→ **INSTRUCTIONS TO FOLLOW**: Quote every line as written. Omit pictures.

········

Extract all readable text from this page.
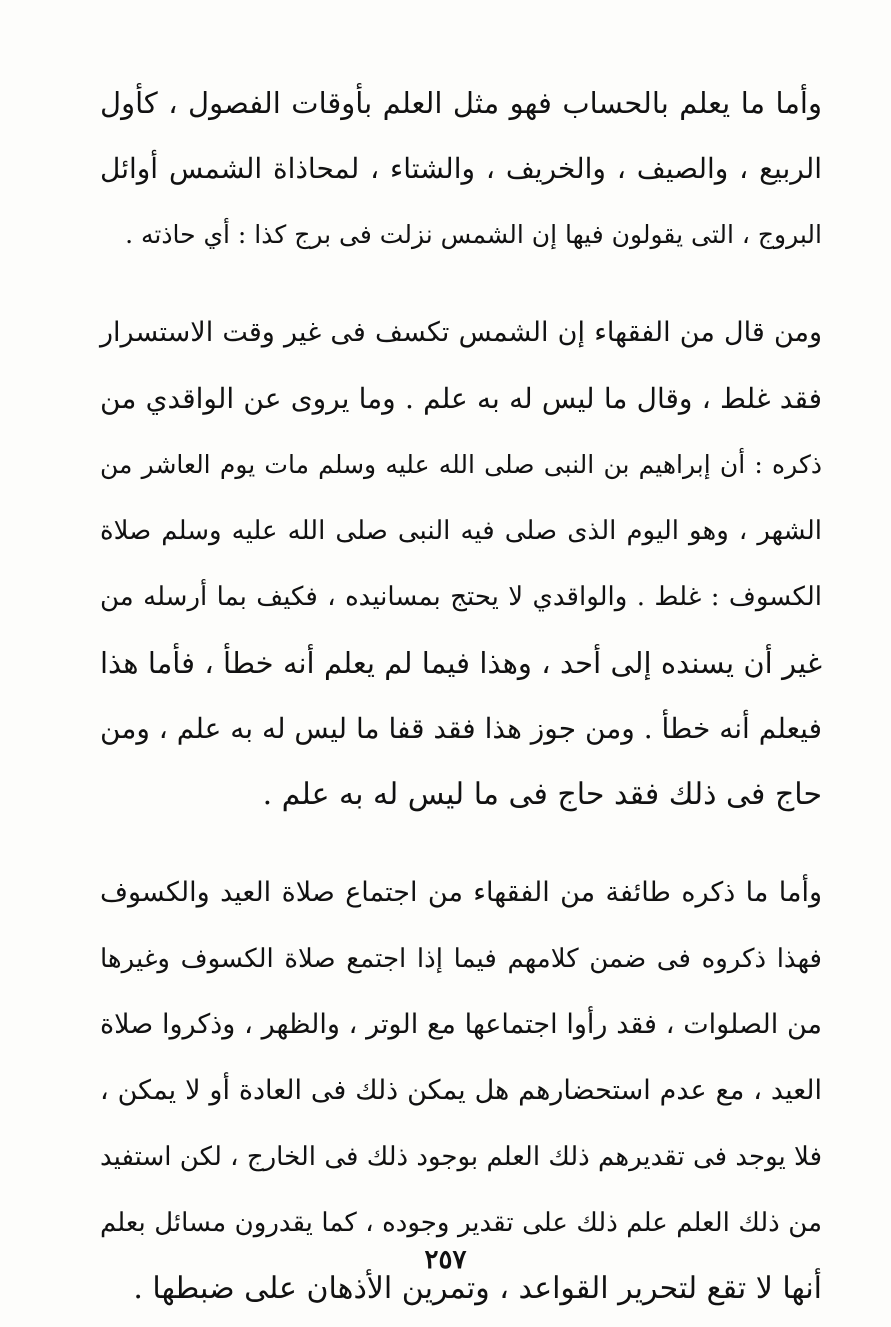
وأما ما يعلم بالحساب فهو مثل العلم بأوقات الفصول ، كأول
الربيع ، والصيف ، والخريف ، والشتاء ، لمحاذاة الشمس أوائل
البروج ، التى يقولون فيها إن الشمس نزلت فى برج كذا : أي حاذته .
ومن قال من الفقهاء إن الشمس تكسف فى غير وقت الاستسرار
فقد غلط ، وقال ما ليس له به علم . وما يروى عن الواقدي من
ذكره : أن إبراهيم بن النبى صلى الله عليه وسلم مات يوم العاشر من
الشهر ، وهو اليوم الذى صلى فيه النبى صلى الله عليه وسلم صلاة
الكسوف : غلط . والواقدي لا يحتج بمسانيده ، فكيف بما أرسله من
غير أن يسنده إلى أحد ، وهذا فيما لم يعلم أنه خطأ ، فأما هذا
فيعلم أنه خطأ . ومن جوز هذا فقد قفا ما ليس له به علم ، ومن
حاج فى ذلك فقد حاج فى ما ليس له به علم .
وأما ما ذكره طائفة من الفقهاء من اجتماع صلاة العيد والكسوف
فهذا ذكروه فى ضمن كلامهم فيما إذا اجتمع صلاة الكسوف وغيرها
من الصلوات ، فقد رأوا اجتماعها مع الوتر ، والظهر ، وذكروا صلاة
العيد ، مع عدم استحضارهم هل يمكن ذلك فى العادة أو لا يمكن ،
فلا يوجد فى تقديرهم ذلك العلم بوجود ذلك فى الخارج ، لكن استفيد
من ذلك العلم علم ذلك على تقدير وجوده ، كما يقدرون مسائل بعلم
أنها لا تقع لتحرير القواعد ، وتمرين الأذهان على ضبطها .
٢٥٧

········

→ **WORKED SOLUTION**:
Extract all readable text from this page.
وأما ما يعلم بالحساب فهو مثل العلم بأوقات الفصول ، كأول
الربيع ، والصيف ، والخريف ، والشتاء ، لمحاذاة الشمس أوائل
البروج ، التى يقولون فيها إن الشمس نزلت فى برج كذا : أي حاذته .
ومن قال من الفقهاء إن الشمس تكسف فى غير وقت الاستسرار
فقد غلط ، وقال ما ليس له به علم . وما يروى عن الواقدي من
ذكره : أن إبراهيم بن النبى صلى الله عليه وسلم مات يوم العاشر من
الشهر ، وهو اليوم الذى صلى فيه النبى صلى الله عليه وسلم صلاة
الكسوف : غلط . والواقدي لا يحتج بمسانيده ، فكيف بما أرسله من
غير أن يسنده إلى أحد ، وهذا فيما لم يعلم أنه خطأ ، فأما هذا
فيعلم أنه خطأ . ومن جوز هذا فقد قفا ما ليس له به علم ، ومن
حاج فى ذلك فقد حاج فى ما ليس له به علم .
وأما ما ذكره طائفة من الفقهاء من اجتماع صلاة العيد والكسوف
فهذا ذكروه فى ضمن كلامهم فيما إذا اجتمع صلاة الكسوف وغيرها
من الصلوات ، فقد رأوا اجتماعها مع الوتر ، والظهر ، وذكروا صلاة
العيد ، مع عدم استحضارهم هل يمكن ذلك فى العادة أو لا يمكن ،
فلا يوجد فى تقديرهم ذلك العلم بوجود ذلك فى الخارج ، لكن استفيد
من ذلك العلم علم ذلك على تقدير وجوده ، كما يقدرون مسائل بعلم
أنها لا تقع لتحرير القواعد ، وتمرين الأذهان على ضبطها .
٢٥٧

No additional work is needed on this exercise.